AIM OF THE EXERCISE —
Retype the material below line for line, keeping every character, number and symbol unchanged.

RECORDS FOR THE EXERCISE —
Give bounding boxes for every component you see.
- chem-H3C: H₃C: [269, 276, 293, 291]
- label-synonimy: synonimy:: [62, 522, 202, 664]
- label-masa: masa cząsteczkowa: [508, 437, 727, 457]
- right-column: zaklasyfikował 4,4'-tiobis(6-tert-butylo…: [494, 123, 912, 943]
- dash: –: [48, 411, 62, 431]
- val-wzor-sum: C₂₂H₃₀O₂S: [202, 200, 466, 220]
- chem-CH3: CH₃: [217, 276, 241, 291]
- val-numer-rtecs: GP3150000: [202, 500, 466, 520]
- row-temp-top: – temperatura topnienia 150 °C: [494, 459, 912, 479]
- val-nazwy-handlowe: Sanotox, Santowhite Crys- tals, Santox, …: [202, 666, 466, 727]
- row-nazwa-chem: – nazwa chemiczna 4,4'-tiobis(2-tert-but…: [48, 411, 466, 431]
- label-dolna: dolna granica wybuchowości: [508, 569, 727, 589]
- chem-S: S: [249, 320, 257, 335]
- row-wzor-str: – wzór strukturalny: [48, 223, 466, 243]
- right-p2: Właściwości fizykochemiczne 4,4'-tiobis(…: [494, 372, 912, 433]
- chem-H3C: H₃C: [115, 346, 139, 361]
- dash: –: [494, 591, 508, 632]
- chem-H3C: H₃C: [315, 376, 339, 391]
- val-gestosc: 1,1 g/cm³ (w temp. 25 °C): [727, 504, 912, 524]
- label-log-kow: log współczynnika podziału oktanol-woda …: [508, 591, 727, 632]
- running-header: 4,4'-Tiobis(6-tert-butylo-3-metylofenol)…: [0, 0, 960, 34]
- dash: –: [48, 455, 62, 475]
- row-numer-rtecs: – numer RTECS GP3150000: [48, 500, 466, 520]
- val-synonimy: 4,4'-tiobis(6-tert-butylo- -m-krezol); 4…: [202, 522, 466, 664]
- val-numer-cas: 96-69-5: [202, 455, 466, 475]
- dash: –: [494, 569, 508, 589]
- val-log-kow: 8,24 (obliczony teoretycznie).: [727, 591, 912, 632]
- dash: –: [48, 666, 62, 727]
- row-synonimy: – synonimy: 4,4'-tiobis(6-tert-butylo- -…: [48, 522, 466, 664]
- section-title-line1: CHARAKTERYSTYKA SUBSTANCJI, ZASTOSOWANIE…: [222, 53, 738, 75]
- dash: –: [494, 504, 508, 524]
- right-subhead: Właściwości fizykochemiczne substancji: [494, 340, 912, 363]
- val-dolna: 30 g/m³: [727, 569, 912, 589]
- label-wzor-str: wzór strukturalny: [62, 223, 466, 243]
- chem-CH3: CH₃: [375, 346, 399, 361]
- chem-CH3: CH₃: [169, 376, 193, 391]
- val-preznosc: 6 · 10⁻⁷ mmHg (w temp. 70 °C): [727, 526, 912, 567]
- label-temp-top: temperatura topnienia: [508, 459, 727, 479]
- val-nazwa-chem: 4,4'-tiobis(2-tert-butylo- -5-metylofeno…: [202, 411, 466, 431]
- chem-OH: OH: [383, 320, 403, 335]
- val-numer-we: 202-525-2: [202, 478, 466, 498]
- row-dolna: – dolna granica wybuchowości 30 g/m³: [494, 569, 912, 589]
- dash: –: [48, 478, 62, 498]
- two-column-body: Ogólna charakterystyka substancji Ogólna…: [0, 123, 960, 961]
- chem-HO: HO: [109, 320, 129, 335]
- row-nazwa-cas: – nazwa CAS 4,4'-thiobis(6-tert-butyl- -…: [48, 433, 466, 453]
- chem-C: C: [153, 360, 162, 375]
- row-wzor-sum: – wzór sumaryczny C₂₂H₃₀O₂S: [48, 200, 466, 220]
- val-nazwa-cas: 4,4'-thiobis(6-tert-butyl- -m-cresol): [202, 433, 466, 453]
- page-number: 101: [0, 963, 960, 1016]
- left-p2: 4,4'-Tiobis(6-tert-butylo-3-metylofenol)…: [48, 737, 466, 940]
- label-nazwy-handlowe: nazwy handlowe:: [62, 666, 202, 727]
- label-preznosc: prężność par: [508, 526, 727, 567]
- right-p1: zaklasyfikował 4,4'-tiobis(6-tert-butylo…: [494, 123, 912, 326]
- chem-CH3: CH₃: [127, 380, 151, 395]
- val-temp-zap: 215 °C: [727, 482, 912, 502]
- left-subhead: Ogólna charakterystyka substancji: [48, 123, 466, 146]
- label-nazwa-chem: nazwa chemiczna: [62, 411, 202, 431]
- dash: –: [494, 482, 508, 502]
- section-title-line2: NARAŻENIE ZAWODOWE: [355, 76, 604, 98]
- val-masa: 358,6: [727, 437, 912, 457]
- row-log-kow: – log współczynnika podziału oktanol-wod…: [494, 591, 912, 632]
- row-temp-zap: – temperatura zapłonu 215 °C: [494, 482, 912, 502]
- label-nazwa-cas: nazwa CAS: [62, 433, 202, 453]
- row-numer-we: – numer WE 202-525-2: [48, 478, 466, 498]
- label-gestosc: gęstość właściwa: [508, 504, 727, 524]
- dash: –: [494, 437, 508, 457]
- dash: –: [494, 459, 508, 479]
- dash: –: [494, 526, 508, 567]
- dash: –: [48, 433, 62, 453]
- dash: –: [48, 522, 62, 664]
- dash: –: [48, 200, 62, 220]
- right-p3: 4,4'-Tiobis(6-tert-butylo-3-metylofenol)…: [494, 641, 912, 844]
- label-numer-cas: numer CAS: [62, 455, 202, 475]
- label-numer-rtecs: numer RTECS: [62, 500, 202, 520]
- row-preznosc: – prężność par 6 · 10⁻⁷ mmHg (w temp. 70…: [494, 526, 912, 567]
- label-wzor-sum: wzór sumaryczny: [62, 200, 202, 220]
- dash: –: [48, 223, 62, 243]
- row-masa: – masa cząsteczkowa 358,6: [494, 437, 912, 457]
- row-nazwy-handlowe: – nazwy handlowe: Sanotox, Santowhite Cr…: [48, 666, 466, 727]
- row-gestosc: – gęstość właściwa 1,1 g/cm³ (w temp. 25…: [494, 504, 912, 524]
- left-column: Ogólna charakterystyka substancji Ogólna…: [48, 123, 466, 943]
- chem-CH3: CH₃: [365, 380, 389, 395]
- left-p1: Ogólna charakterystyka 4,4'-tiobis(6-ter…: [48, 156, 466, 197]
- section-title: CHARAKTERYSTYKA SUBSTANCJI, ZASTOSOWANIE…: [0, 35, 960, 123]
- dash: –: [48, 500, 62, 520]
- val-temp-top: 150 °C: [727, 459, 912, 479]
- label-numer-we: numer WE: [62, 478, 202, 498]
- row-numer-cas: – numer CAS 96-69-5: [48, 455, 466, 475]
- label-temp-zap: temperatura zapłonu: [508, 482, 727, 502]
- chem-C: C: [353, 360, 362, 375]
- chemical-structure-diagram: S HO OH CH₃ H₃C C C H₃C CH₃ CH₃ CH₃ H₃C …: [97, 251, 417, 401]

THE OUTPUT —
Give bounding boxes for every component you see.
- chem-H3C: H₃C: [269, 276, 293, 291]
- label-synonimy: synonimy:: [62, 522, 202, 664]
- label-masa: masa cząsteczkowa: [508, 437, 727, 457]
- right-column: zaklasyfikował 4,4'-tiobis(6-tert-butylo…: [494, 123, 912, 943]
- dash: –: [48, 411, 62, 431]
- val-wzor-sum: C₂₂H₃₀O₂S: [202, 200, 466, 220]
- chem-CH3: CH₃: [217, 276, 241, 291]
- val-numer-rtecs: GP3150000: [202, 500, 466, 520]
- row-temp-top: – temperatura topnienia 150 °C: [494, 459, 912, 479]
- val-nazwy-handlowe: Sanotox, Santowhite Crys- tals, Santox, …: [202, 666, 466, 727]
- row-nazwa-chem: – nazwa chemiczna 4,4'-tiobis(2-tert-but…: [48, 411, 466, 431]
- label-dolna: dolna granica wybuchowości: [508, 569, 727, 589]
- chem-S: S: [249, 320, 257, 335]
- row-wzor-str: – wzór strukturalny: [48, 223, 466, 243]
- right-p2: Właściwości fizykochemiczne 4,4'-tiobis(…: [494, 372, 912, 433]
- chem-H3C: H₃C: [115, 346, 139, 361]
- dash: –: [494, 591, 508, 632]
- chem-H3C: H₃C: [315, 376, 339, 391]
- val-gestosc: 1,1 g/cm³ (w temp. 25 °C): [727, 504, 912, 524]
- label-log-kow: log współczynnika podziału oktanol-woda …: [508, 591, 727, 632]
- running-header: 4,4'-Tiobis(6-tert-butylo-3-metylofenol)…: [0, 0, 960, 34]
- dash: –: [48, 455, 62, 475]
- row-numer-rtecs: – numer RTECS GP3150000: [48, 500, 466, 520]
- val-synonimy: 4,4'-tiobis(6-tert-butylo- -m-krezol); 4…: [202, 522, 466, 664]
- val-numer-cas: 96-69-5: [202, 455, 466, 475]
- dash: –: [494, 569, 508, 589]
- val-log-kow: 8,24 (obliczony teoretycznie).: [727, 591, 912, 632]
- dash: –: [48, 666, 62, 727]
- row-synonimy: – synonimy: 4,4'-tiobis(6-tert-butylo- -…: [48, 522, 466, 664]
- section-title-line1: CHARAKTERYSTYKA SUBSTANCJI, ZASTOSOWANIE…: [222, 53, 738, 75]
- dash: –: [494, 504, 508, 524]
- right-subhead: Właściwości fizykochemiczne substancji: [494, 340, 912, 363]
- val-dolna: 30 g/m³: [727, 569, 912, 589]
- label-wzor-str: wzór strukturalny: [62, 223, 466, 243]
- chem-CH3: CH₃: [375, 346, 399, 361]
- chem-CH3: CH₃: [169, 376, 193, 391]
- val-preznosc: 6 · 10⁻⁷ mmHg (w temp. 70 °C): [727, 526, 912, 567]
- label-temp-top: temperatura topnienia: [508, 459, 727, 479]
- val-nazwa-chem: 4,4'-tiobis(2-tert-butylo- -5-metylofeno…: [202, 411, 466, 431]
- chem-OH: OH: [383, 320, 403, 335]
- val-numer-we: 202-525-2: [202, 478, 466, 498]
- row-dolna: – dolna granica wybuchowości 30 g/m³: [494, 569, 912, 589]
- dash: –: [48, 478, 62, 498]
- two-column-body: Ogólna charakterystyka substancji Ogólna…: [0, 123, 960, 961]
- chem-HO: HO: [109, 320, 129, 335]
- row-nazwa-cas: – nazwa CAS 4,4'-thiobis(6-tert-butyl- -…: [48, 433, 466, 453]
- chem-C: C: [153, 360, 162, 375]
- row-wzor-sum: – wzór sumaryczny C₂₂H₃₀O₂S: [48, 200, 466, 220]
- val-nazwa-cas: 4,4'-thiobis(6-tert-butyl- -m-cresol): [202, 433, 466, 453]
- page-number: 101: [0, 963, 960, 1016]
- left-p2: 4,4'-Tiobis(6-tert-butylo-3-metylofenol)…: [48, 737, 466, 940]
- label-nazwy-handlowe: nazwy handlowe:: [62, 666, 202, 727]
- label-preznosc: prężność par: [508, 526, 727, 567]
- right-p1: zaklasyfikował 4,4'-tiobis(6-tert-butylo…: [494, 123, 912, 326]
- chem-CH3: CH₃: [127, 380, 151, 395]
- val-temp-zap: 215 °C: [727, 482, 912, 502]
- left-subhead: Ogólna charakterystyka substancji: [48, 123, 466, 146]
- label-nazwa-chem: nazwa chemiczna: [62, 411, 202, 431]
- dash: –: [494, 482, 508, 502]
- section-title-line2: NARAŻENIE ZAWODOWE: [355, 76, 604, 98]
- val-masa: 358,6: [727, 437, 912, 457]
- row-log-kow: – log współczynnika podziału oktanol-wod…: [494, 591, 912, 632]
- row-temp-zap: – temperatura zapłonu 215 °C: [494, 482, 912, 502]
- label-nazwa-cas: nazwa CAS: [62, 433, 202, 453]
- row-numer-we: – numer WE 202-525-2: [48, 478, 466, 498]
- label-gestosc: gęstość właściwa: [508, 504, 727, 524]
- dash: –: [494, 437, 508, 457]
- dash: –: [494, 459, 508, 479]
- dash: –: [494, 526, 508, 567]
- dash: –: [48, 433, 62, 453]
- dash: –: [48, 522, 62, 664]
- dash: –: [48, 200, 62, 220]
- right-p3: 4,4'-Tiobis(6-tert-butylo-3-metylofenol)…: [494, 641, 912, 844]
- label-numer-cas: numer CAS: [62, 455, 202, 475]
- label-numer-rtecs: numer RTECS: [62, 500, 202, 520]
- row-preznosc: – prężność par 6 · 10⁻⁷ mmHg (w temp. 70…: [494, 526, 912, 567]
- label-wzor-sum: wzór sumaryczny: [62, 200, 202, 220]
- dash: –: [48, 223, 62, 243]
- row-masa: – masa cząsteczkowa 358,6: [494, 437, 912, 457]
- row-nazwy-handlowe: – nazwy handlowe: Sanotox, Santowhite Cr…: [48, 666, 466, 727]
- row-gestosc: – gęstość właściwa 1,1 g/cm³ (w temp. 25…: [494, 504, 912, 524]
- left-column: Ogólna charakterystyka substancji Ogólna…: [48, 123, 466, 943]
- chem-CH3: CH₃: [365, 380, 389, 395]
- left-p1: Ogólna charakterystyka 4,4'-tiobis(6-ter…: [48, 156, 466, 197]
- section-title: CHARAKTERYSTYKA SUBSTANCJI, ZASTOSOWANIE…: [0, 35, 960, 123]
- dash: –: [48, 500, 62, 520]
- val-temp-top: 150 °C: [727, 459, 912, 479]
- label-numer-we: numer WE: [62, 478, 202, 498]
- row-numer-cas: – numer CAS 96-69-5: [48, 455, 466, 475]
- label-temp-zap: temperatura zapłonu: [508, 482, 727, 502]
- chem-C: C: [353, 360, 362, 375]
- chemical-structure-diagram: S HO OH CH₃ H₃C C C H₃C CH₃ CH₃ CH₃ H₃C …: [97, 251, 417, 401]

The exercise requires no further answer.